Collect all the lines that mention the word "Integration".

## Dataset excerpts
++++
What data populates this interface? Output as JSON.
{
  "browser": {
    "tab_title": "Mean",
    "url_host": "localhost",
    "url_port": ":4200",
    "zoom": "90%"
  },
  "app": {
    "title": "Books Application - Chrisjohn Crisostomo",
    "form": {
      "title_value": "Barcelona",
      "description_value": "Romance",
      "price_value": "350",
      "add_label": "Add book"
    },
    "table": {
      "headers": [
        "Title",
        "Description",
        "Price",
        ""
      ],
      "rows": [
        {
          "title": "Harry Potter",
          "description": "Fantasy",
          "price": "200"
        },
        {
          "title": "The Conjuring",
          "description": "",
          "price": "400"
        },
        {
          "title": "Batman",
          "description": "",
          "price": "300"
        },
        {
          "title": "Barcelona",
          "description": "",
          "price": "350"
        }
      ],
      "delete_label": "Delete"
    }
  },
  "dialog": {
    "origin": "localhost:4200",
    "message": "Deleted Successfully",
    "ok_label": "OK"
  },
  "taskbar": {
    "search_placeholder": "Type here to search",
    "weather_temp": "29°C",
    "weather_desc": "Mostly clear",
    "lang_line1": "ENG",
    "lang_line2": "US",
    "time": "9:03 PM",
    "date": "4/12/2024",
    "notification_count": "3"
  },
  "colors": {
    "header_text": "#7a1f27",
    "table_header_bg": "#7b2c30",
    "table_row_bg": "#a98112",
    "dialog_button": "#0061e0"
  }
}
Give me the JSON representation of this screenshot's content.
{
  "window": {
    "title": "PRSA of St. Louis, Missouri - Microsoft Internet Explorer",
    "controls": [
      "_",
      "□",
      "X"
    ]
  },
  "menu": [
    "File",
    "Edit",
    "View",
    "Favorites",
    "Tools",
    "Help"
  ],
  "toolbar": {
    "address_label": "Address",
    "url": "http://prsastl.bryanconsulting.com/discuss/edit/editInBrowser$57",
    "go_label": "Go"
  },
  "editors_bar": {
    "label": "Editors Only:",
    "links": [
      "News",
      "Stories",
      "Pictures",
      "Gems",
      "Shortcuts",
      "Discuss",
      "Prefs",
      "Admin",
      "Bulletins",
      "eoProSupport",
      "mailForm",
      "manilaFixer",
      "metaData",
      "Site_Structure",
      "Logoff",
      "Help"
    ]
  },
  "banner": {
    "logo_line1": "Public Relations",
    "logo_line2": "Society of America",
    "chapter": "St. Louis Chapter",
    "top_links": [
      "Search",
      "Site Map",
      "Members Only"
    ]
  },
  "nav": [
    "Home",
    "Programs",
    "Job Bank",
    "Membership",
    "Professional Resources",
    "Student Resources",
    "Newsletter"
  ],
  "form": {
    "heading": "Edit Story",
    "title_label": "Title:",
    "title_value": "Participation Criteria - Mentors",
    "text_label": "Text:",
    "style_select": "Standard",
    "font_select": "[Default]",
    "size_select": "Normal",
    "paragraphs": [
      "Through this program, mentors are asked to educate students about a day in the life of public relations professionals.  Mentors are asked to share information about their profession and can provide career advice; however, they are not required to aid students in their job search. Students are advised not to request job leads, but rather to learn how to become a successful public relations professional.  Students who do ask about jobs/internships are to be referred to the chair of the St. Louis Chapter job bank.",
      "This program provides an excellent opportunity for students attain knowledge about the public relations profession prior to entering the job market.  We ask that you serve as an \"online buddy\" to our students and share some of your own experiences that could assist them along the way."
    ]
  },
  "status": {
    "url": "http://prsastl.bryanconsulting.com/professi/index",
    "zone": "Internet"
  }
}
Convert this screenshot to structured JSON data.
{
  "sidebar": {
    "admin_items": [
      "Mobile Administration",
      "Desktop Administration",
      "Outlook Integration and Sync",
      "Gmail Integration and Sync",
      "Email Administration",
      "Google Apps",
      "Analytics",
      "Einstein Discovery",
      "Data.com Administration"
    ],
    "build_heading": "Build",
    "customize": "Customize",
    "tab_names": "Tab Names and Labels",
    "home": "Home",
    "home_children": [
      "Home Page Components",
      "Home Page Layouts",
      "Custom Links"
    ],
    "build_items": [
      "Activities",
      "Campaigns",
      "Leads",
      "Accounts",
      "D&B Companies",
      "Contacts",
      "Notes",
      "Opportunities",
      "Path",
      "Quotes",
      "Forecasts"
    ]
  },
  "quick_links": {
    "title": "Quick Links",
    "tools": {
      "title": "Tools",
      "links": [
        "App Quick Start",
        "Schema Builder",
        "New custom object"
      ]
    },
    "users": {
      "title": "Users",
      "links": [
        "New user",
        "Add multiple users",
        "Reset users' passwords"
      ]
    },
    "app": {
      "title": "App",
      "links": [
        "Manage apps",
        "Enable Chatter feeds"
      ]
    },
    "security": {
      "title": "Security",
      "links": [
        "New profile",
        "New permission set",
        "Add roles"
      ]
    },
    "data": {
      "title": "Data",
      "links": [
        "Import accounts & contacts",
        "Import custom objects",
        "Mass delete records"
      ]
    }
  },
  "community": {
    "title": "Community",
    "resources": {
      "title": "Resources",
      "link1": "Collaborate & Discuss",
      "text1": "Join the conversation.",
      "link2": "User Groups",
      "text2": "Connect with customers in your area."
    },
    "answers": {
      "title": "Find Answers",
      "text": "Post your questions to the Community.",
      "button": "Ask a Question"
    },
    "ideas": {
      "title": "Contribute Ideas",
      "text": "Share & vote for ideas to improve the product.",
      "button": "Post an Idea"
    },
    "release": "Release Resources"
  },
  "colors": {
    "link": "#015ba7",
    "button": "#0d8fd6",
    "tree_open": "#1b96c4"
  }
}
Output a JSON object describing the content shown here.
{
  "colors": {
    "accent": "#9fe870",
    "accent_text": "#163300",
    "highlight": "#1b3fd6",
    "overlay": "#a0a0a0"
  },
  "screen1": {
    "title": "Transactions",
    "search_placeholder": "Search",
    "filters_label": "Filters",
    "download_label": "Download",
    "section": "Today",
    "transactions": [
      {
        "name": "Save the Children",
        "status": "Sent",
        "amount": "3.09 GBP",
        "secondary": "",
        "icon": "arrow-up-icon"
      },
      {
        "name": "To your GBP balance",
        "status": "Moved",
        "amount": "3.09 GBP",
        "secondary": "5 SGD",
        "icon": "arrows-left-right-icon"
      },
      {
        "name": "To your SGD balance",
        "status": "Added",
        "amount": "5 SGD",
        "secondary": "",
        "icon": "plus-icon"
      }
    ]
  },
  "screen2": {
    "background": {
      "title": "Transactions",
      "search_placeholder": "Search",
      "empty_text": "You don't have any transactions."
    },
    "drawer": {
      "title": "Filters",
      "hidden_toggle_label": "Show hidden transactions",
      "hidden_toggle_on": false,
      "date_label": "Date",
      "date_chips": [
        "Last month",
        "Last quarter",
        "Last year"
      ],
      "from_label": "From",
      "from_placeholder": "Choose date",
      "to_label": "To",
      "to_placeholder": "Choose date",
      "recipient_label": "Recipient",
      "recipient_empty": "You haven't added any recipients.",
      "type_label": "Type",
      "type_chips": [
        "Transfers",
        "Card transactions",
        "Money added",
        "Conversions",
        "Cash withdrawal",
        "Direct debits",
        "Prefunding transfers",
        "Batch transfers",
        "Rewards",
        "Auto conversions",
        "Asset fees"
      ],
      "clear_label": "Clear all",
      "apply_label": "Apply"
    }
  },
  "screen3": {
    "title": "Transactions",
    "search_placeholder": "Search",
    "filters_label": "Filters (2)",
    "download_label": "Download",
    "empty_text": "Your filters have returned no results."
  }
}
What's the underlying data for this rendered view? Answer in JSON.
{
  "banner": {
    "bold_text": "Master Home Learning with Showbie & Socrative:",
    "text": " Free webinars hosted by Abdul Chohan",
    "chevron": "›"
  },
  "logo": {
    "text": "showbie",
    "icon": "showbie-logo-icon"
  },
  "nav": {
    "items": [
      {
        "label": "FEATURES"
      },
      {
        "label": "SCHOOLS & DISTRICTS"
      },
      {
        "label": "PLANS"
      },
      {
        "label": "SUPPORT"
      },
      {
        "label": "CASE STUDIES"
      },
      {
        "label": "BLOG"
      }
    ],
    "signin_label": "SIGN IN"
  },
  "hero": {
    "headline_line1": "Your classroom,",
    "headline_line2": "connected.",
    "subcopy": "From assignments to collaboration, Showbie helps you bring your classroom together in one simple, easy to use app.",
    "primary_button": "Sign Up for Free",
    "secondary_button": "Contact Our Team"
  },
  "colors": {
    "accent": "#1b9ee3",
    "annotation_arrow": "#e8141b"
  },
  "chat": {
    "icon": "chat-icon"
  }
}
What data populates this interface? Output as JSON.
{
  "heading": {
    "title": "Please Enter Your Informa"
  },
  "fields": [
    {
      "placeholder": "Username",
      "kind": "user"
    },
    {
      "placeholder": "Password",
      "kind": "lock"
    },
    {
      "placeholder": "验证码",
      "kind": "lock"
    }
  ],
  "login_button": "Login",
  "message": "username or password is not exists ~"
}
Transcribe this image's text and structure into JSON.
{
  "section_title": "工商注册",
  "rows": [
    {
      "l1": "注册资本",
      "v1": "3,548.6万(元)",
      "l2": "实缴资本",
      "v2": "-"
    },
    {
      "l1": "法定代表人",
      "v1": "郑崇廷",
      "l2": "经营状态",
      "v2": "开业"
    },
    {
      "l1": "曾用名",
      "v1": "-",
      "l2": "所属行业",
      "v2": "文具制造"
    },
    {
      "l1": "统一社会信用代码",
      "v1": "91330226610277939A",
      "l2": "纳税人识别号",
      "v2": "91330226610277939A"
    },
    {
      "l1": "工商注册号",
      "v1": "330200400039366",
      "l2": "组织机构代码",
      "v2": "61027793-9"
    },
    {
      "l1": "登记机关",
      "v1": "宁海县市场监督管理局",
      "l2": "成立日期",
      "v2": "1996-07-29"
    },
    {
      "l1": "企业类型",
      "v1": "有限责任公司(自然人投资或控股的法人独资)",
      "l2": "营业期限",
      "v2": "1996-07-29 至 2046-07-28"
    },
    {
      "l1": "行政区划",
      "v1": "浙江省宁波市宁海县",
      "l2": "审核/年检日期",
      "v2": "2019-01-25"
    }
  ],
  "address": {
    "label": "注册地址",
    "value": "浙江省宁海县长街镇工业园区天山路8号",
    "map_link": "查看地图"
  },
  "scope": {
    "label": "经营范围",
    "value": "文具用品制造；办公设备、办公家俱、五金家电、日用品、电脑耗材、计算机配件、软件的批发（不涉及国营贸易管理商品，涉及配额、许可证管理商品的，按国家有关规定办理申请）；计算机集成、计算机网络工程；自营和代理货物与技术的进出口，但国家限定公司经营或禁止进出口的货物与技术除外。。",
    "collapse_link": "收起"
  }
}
++++
## Output for this task
      "Outlook Integration and Sync",
      "Gmail Integration and Sync",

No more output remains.